* _Exercise aim_
In the listing below, take the stretch from the start through the line containing "1471, 378, 1536]" and rewrite it with every "Some text" changed to "Sample text". Leave everything else unchanged, and return only those lines.

(Stored entries)
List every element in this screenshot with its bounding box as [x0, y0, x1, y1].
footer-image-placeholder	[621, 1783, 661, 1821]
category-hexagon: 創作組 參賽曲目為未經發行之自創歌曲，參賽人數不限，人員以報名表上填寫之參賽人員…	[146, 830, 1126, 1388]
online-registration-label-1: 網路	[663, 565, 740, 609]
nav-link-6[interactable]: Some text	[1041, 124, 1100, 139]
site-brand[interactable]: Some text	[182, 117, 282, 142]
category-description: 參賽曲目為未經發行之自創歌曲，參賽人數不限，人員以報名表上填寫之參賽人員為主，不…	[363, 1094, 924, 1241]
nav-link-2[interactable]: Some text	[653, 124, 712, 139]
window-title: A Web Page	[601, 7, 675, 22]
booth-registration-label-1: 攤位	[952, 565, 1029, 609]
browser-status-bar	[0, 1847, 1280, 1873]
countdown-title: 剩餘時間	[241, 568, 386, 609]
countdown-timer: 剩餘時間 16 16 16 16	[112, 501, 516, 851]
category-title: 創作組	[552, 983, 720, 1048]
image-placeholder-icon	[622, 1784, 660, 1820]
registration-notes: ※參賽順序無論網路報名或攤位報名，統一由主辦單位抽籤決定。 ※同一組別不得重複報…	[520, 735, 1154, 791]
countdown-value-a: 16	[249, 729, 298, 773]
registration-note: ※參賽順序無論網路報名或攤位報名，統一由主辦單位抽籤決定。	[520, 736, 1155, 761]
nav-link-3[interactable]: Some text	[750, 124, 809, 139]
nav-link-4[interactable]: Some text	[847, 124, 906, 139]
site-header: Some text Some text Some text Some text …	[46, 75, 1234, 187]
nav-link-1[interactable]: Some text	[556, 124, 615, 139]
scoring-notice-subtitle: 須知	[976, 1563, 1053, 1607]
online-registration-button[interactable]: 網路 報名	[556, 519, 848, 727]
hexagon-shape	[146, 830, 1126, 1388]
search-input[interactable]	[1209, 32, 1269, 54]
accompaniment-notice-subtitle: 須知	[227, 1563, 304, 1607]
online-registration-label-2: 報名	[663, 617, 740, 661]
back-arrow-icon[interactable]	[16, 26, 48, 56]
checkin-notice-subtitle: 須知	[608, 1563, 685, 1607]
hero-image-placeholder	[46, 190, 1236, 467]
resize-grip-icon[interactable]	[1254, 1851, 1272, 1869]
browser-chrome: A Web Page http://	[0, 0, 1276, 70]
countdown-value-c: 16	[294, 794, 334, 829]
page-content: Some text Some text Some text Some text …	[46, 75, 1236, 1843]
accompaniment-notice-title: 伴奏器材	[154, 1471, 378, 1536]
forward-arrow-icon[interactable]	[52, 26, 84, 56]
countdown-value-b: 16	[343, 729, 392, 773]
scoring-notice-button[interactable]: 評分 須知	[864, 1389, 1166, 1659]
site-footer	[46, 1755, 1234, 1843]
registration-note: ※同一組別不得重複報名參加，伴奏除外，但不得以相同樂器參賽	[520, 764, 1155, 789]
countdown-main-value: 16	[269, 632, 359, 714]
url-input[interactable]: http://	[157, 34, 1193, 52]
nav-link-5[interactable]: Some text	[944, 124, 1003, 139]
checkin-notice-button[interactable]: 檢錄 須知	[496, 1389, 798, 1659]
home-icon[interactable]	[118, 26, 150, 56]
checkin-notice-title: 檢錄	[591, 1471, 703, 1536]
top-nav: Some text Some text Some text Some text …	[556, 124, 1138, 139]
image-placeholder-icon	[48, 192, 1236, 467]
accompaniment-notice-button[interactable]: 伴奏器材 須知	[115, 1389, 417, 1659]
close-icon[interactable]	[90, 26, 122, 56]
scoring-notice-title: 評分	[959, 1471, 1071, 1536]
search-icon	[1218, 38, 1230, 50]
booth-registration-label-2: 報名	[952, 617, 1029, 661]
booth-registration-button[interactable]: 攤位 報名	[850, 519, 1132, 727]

* _Answer for the task_
List every element in this screenshot with its bounding box as [x0, y0, x1, y1].
footer-image-placeholder	[621, 1783, 661, 1821]
category-hexagon: 創作組 參賽曲目為未經發行之自創歌曲，參賽人數不限，人員以報名表上填寫之參賽人員…	[146, 830, 1126, 1388]
online-registration-label-1: 網路	[663, 565, 740, 609]
nav-link-6[interactable]: Sample text	[1041, 124, 1100, 139]
site-brand[interactable]: Sample text	[182, 117, 282, 142]
category-description: 參賽曲目為未經發行之自創歌曲，參賽人數不限，人員以報名表上填寫之參賽人員為主，不…	[363, 1094, 924, 1241]
nav-link-2[interactable]: Sample text	[653, 124, 712, 139]
window-title: A Web Page	[601, 7, 675, 22]
booth-registration-label-1: 攤位	[952, 565, 1029, 609]
browser-status-bar	[0, 1847, 1280, 1873]
countdown-title: 剩餘時間	[241, 568, 386, 609]
countdown-timer: 剩餘時間 16 16 16 16	[112, 501, 516, 851]
category-title: 創作組	[552, 983, 720, 1048]
image-placeholder-icon	[622, 1784, 660, 1820]
registration-notes: ※參賽順序無論網路報名或攤位報名，統一由主辦單位抽籤決定。 ※同一組別不得重複報…	[520, 735, 1154, 791]
countdown-value-a: 16	[249, 729, 298, 773]
registration-note: ※參賽順序無論網路報名或攤位報名，統一由主辦單位抽籤決定。	[520, 736, 1155, 761]
nav-link-3[interactable]: Sample text	[750, 124, 809, 139]
nav-link-4[interactable]: Sample text	[847, 124, 906, 139]
site-header: Sample text Sample text Sample text Sample text …	[46, 75, 1234, 187]
nav-link-1[interactable]: Sample text	[556, 124, 615, 139]
scoring-notice-subtitle: 須知	[976, 1563, 1053, 1607]
online-registration-button[interactable]: 網路 報名	[556, 519, 848, 727]
hexagon-shape	[146, 830, 1126, 1388]
search-input[interactable]	[1209, 32, 1269, 54]
accompaniment-notice-subtitle: 須知	[227, 1563, 304, 1607]
online-registration-label-2: 報名	[663, 617, 740, 661]
back-arrow-icon[interactable]	[16, 26, 48, 56]
checkin-notice-subtitle: 須知	[608, 1563, 685, 1607]
hero-image-placeholder	[46, 190, 1236, 467]
resize-grip-icon[interactable]	[1254, 1851, 1272, 1869]
browser-chrome: A Web Page http://	[0, 0, 1276, 70]
countdown-value-c: 16	[294, 794, 334, 829]
page-content: Sample text Sample text Sample text Sample text …	[46, 75, 1236, 1843]
accompaniment-notice-title: 伴奏器材	[154, 1471, 378, 1536]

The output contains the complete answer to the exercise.